TASK DIRECTIONS: Extract every line that contains the word "JSON".

EXTRACTED INFORMATION:
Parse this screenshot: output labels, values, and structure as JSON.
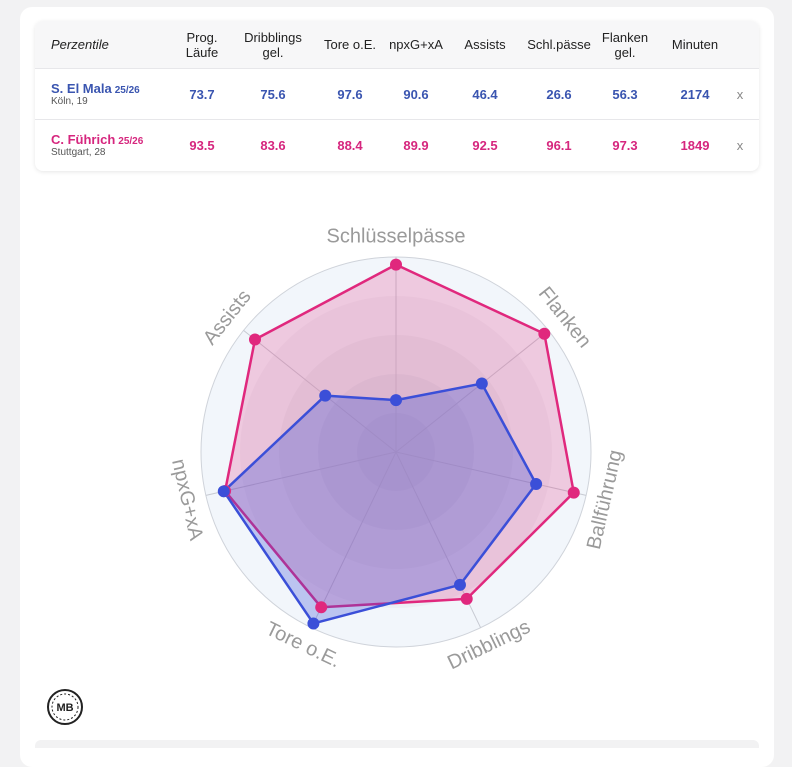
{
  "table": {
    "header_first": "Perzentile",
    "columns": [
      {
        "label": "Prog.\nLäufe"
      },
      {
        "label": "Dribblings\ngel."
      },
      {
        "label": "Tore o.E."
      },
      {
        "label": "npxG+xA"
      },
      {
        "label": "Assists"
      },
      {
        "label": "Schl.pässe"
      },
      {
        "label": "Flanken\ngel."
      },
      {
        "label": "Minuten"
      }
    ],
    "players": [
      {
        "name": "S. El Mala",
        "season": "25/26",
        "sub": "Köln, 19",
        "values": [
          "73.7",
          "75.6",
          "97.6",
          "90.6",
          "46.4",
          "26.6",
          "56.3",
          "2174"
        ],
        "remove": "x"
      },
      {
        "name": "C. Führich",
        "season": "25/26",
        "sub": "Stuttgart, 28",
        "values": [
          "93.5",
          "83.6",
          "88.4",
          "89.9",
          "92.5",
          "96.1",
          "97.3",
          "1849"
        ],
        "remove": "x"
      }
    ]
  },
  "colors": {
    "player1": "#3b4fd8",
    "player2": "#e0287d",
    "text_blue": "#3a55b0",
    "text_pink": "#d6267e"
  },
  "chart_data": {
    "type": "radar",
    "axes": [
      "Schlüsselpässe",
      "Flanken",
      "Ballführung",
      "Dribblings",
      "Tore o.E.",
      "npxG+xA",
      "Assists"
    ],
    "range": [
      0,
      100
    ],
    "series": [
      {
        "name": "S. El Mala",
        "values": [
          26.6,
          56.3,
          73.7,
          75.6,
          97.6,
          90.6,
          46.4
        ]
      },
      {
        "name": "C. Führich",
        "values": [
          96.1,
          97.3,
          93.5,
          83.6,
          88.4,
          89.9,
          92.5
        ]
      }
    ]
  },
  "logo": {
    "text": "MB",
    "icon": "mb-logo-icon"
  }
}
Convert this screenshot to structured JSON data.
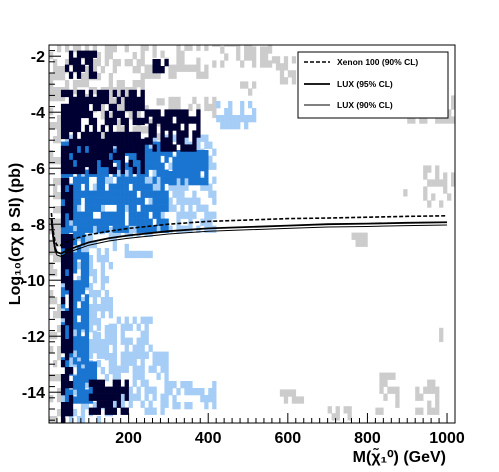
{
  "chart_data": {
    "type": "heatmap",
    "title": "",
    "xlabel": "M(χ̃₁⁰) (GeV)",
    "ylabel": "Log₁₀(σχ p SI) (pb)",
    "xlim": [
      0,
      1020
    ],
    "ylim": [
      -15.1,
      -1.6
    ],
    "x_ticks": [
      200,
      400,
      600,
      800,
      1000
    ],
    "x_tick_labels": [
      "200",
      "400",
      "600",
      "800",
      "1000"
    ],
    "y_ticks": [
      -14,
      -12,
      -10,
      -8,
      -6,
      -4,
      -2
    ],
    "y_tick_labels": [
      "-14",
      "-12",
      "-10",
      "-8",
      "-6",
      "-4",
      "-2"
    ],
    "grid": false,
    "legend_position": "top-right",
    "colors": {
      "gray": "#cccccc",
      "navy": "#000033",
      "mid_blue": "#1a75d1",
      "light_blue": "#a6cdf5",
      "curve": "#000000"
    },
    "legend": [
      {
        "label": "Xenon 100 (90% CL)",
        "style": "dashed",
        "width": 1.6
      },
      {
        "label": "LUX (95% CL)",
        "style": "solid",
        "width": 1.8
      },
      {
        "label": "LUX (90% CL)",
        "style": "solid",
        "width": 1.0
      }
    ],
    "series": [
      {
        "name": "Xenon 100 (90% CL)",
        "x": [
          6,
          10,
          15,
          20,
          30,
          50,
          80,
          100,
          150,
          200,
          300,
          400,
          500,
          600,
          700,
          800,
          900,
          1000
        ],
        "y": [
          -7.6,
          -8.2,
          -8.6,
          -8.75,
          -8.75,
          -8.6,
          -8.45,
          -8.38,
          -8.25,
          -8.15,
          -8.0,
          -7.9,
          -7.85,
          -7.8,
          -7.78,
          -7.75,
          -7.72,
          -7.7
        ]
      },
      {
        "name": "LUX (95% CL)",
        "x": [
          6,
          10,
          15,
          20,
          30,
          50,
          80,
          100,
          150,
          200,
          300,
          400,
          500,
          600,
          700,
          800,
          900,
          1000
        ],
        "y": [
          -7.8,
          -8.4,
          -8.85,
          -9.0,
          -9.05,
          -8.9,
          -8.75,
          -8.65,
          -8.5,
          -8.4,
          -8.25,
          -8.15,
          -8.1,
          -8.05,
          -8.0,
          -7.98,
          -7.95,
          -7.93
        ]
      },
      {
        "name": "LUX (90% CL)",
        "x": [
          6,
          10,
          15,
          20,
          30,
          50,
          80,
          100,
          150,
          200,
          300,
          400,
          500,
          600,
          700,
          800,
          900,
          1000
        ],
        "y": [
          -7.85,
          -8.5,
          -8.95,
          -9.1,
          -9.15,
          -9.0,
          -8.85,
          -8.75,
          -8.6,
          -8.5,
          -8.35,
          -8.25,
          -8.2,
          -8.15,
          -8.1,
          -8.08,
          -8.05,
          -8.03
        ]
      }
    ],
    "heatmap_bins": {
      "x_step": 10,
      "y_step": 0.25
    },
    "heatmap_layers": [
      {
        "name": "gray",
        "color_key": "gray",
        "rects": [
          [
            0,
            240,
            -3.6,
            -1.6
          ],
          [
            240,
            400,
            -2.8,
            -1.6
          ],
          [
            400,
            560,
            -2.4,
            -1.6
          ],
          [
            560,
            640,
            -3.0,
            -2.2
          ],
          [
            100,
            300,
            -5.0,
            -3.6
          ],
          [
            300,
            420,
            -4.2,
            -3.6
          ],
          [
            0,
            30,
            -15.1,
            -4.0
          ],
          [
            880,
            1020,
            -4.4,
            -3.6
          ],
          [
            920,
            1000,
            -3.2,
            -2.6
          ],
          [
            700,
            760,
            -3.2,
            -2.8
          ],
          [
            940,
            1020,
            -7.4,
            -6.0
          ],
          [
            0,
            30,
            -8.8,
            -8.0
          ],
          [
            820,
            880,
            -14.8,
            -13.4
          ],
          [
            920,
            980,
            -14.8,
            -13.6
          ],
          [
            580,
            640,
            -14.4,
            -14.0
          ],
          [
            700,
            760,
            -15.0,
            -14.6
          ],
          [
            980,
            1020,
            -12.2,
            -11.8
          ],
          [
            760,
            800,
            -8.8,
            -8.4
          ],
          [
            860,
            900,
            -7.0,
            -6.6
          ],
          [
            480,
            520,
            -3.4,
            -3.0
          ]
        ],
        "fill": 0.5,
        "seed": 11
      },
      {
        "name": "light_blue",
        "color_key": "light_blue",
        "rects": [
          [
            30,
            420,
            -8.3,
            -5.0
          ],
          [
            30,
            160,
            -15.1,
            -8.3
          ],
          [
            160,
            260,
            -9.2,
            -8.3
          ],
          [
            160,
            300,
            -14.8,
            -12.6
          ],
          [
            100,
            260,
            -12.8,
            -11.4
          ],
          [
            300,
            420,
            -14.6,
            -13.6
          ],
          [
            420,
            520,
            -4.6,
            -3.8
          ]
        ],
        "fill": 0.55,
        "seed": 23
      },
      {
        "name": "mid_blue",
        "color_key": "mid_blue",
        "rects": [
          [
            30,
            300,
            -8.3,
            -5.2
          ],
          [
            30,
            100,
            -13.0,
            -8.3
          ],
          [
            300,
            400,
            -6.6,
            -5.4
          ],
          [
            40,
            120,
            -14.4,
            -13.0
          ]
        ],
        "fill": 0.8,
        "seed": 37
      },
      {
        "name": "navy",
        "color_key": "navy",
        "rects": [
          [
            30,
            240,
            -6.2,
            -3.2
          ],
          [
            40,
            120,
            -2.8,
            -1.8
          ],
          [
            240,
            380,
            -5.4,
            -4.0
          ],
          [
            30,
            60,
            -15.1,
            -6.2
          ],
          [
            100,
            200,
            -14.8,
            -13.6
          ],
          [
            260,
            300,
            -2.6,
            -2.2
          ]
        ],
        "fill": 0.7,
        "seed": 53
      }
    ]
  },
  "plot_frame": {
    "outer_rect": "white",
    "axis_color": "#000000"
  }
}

EXERCISE SOLUTION:
Parse this screenshot: output labels, values, and structure as JSON.
Convert this screenshot to structured JSON data.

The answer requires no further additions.